### Exercise details
Copy out the entries exactly, from the first line to the last.

•••

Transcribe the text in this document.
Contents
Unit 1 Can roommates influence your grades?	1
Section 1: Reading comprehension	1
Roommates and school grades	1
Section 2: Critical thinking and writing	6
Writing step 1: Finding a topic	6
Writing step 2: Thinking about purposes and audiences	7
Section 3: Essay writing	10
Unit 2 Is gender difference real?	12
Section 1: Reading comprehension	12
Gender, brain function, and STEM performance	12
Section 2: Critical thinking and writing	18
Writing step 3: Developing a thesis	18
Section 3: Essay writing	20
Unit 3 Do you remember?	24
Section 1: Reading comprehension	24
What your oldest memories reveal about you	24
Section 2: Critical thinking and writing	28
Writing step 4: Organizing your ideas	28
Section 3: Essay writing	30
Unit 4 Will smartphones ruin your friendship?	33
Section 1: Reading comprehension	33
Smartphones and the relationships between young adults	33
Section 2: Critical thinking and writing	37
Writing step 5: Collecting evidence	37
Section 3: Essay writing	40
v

•••

### Response
Transcribe the text in this document.
Contents
Unit 1 Can roommates influence your grades?	1
Section 1: Reading comprehension	1
Roommates and school grades	1
Section 2: Critical thinking and writing	6
Writing step 1: Finding a topic	6
Writing step 2: Thinking about purposes and audiences	7
Section 3: Essay writing	10
Unit 2 Is gender difference real?	12
Section 1: Reading comprehension	12
Gender, brain function, and STEM performance	12
Section 2: Critical thinking and writing	18
Writing step 3: Developing a thesis	18
Section 3: Essay writing	20
Unit 3 Do you remember?	24
Section 1: Reading comprehension	24
What your oldest memories reveal about you	24
Section 2: Critical thinking and writing	28
Writing step 4: Organizing your ideas	28
Section 3: Essay writing	30
Unit 4 Will smartphones ruin your friendship?	33
Section 1: Reading comprehension	33
Smartphones and the relationships between young adults	33
Section 2: Critical thinking and writing	37
Writing step 5: Collecting evidence	37
Section 3: Essay writing	40
v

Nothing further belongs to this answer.